Give every line again exactly as it appears, please, but not the pictures.

——

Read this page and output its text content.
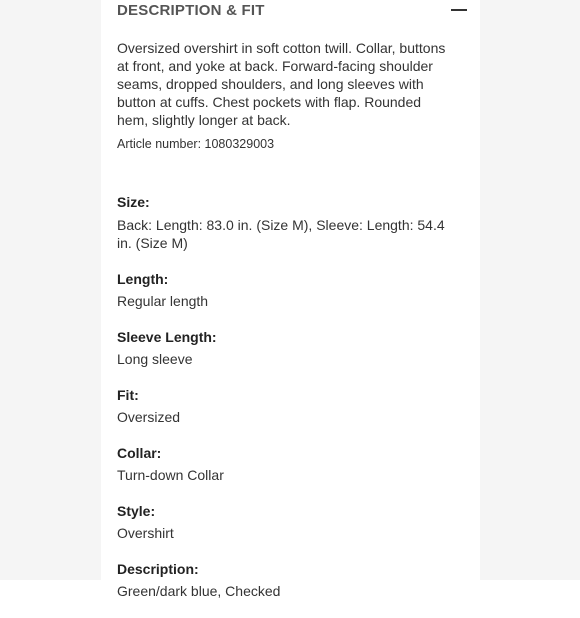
DESCRIPTION & FIT
Oversized overshirt in soft cotton twill. Collar, buttons at front, and yoke at back. Forward-facing shoulder seams, dropped shoulders, and long sleeves with button at cuffs. Chest pockets with flap. Rounded hem, slightly longer at back.
Article number: 1080329003
Size:
Back: Length: 83.0 in. (Size M), Sleeve: Length: 54.4 in. (Size M)
Length:
Regular length
Sleeve Length:
Long sleeve
Fit:
Oversized
Collar:
Turn-down Collar
Style:
Overshirt
Description:
Green/dark blue, Checked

——

- Exercise solution
Read this page and output its text content.
DESCRIPTION & FIT
Oversized overshirt in soft cotton twill. Collar, buttons at front, and yoke at back. Forward-facing shoulder seams, dropped shoulders, and long sleeves with button at cuffs. Chest pockets with flap. Rounded hem, slightly longer at back.
Article number: 1080329003
Size:
Back: Length: 83.0 in. (Size M), Sleeve: Length: 54.4 in. (Size M)
Length:
Regular length
Sleeve Length:
Long sleeve
Fit:
Oversized
Collar:
Turn-down Collar
Style:
Overshirt
Description:
Green/dark blue, Checked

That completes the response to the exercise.